» SOURCE TEXT
============

PAC 12 Championship Preview and live stream Washington vs Colorado
Colorado vs. Washington (Santa Clara, Calif.) PAC 12 Championship
Kickoff: Friday, Dec. 2, at 9 p.m. ET
Where: Levi’s Stadium
TV Channel: FOX
The Washington Huskies came into the 2016 season as a highly touted, and they have lived up to the hype with an 11-1 record, and winning the PAC 12 North. Washington’s perfect season was ruined by the USC Trojans three weeks ago, but they picked themselves up off the ground, dusted themselves off, and claimed back-to-back wins to end the regular season on a high note, defeating Arizona State and rival Washington State. For the Colorado Buffaloes, no one expected this type of season, as they claimed the PAC 12 South, and have a 10-2 record. The Buffaloes finished their regular season with six straight victories, and their only conference loss was on the road to USC back on October 8. Buffaloes’ head coach Mike MacIntyre’s guys clinched the division with a hard-fought win over Utah this past weekend. The Huskies and Buffaloes will meet for the 16th time, and it’s Washington who holds the lead in the all-time series, 9-5-1. The Huskies have taken the last six meetings.

============

» DATA UNDER STUDY
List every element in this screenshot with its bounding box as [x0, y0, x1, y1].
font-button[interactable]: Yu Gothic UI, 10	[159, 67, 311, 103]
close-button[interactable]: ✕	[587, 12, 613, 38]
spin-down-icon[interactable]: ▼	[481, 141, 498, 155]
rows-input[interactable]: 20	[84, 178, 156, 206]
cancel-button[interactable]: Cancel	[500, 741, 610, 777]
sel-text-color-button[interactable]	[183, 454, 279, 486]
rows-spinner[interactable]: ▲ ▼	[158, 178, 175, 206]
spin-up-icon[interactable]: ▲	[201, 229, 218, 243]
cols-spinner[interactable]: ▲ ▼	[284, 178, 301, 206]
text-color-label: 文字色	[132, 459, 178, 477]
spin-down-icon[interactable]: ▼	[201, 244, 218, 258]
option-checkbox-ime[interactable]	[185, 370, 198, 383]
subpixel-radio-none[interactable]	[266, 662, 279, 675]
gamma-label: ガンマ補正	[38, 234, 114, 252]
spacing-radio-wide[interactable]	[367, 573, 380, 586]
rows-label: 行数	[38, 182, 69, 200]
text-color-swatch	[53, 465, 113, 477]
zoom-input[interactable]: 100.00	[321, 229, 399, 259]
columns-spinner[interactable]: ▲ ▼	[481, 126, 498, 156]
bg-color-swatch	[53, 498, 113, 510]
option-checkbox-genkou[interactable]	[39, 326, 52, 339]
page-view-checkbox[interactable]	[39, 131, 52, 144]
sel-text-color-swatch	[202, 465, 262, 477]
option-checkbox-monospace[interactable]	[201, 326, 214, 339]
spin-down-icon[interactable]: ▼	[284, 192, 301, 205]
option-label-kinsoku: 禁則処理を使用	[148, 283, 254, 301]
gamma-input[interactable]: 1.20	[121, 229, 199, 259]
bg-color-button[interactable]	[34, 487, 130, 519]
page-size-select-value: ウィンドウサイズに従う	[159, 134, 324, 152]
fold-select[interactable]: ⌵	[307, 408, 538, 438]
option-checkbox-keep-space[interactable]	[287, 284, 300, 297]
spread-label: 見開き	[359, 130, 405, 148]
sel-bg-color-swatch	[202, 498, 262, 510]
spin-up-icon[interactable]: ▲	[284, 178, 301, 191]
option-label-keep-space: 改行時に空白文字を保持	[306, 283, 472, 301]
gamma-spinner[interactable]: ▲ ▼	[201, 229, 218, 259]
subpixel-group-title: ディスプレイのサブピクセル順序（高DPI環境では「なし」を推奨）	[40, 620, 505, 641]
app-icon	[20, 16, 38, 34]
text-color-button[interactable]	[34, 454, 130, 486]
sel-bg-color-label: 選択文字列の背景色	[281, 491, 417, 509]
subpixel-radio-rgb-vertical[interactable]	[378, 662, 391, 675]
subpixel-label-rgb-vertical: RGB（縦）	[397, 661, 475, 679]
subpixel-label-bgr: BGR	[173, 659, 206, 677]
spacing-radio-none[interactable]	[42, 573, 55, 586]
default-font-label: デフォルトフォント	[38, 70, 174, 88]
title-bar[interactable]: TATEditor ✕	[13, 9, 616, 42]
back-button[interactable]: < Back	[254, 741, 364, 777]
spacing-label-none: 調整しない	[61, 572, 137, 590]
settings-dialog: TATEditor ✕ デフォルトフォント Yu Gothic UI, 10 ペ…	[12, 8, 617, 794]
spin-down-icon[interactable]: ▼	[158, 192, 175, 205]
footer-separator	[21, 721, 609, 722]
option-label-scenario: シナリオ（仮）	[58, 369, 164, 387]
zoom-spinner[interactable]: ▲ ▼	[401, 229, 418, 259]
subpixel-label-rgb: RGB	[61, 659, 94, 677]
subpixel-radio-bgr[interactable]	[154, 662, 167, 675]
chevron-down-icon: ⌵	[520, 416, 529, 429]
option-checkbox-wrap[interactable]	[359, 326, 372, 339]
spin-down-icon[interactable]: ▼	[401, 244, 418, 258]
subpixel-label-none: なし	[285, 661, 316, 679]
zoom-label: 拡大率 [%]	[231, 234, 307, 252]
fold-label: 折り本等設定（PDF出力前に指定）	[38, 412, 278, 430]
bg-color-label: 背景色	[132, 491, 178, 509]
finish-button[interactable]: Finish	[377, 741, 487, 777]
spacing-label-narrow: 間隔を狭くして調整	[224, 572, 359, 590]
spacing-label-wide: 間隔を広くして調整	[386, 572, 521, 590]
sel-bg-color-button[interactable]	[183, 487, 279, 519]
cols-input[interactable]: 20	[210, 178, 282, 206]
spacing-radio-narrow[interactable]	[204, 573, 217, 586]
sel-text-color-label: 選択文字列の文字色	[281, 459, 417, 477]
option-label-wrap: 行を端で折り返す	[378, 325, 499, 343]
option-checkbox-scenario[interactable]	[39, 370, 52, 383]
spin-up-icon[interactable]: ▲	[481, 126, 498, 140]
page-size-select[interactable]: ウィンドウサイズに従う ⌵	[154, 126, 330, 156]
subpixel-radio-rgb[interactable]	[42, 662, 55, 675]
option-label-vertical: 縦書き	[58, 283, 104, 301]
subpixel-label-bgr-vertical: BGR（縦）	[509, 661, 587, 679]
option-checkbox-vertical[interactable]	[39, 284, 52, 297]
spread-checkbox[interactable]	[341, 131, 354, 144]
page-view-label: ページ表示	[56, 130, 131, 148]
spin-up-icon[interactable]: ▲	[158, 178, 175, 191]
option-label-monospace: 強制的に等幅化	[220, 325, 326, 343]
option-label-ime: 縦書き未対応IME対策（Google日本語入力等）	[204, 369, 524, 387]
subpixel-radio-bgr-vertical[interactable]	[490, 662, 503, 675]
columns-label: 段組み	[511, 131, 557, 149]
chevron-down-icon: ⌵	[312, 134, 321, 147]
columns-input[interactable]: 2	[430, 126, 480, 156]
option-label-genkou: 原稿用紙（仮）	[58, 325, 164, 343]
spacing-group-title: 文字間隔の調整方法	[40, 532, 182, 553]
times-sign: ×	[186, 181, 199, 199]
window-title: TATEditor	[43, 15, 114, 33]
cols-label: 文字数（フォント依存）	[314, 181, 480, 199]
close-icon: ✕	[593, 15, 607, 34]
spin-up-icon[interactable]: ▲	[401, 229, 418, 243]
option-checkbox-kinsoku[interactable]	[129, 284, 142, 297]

============

» TASK BRIEF
Can you reproduce the PAC 12 Championship preview word for word, from its headline through its final sentence?

» PROBLEM SOLUTION
PAC 12 Championship Preview and live stream Washington vs Colorado
Colorado vs. Washington (Santa Clara, Calif.) PAC 12 Championship
Kickoff: Friday, Dec. 2, at 9 p.m. ET
Where: Levi’s Stadium
TV Channel: FOX
The Washington Huskies came into the 2016 season as a highly touted, and they have lived up to the hype with an 11-1 record, and winning the PAC 12 North. Washington’s perfect season was ruined by the USC Trojans three weeks ago, but they picked themselves up off the ground, dusted themselves off, and claimed back-to-back wins to end the regular season on a high note, defeating Arizona State and rival Washington State. For the Colorado Buffaloes, no one expected this type of season, as they claimed the PAC 12 South, and have a 10-2 record. The Buffaloes finished their regular season with six straight victories, and their only conference loss was on the road to USC back on October 8. Buffaloes’ head coach Mike MacIntyre’s guys clinched the division with a hard-fought win over Utah this past weekend. The Huskies and Buffaloes will meet for the 16th time, and it’s Washington who holds the lead in the all-time series, 9-5-1. The Huskies have taken the last six meetings.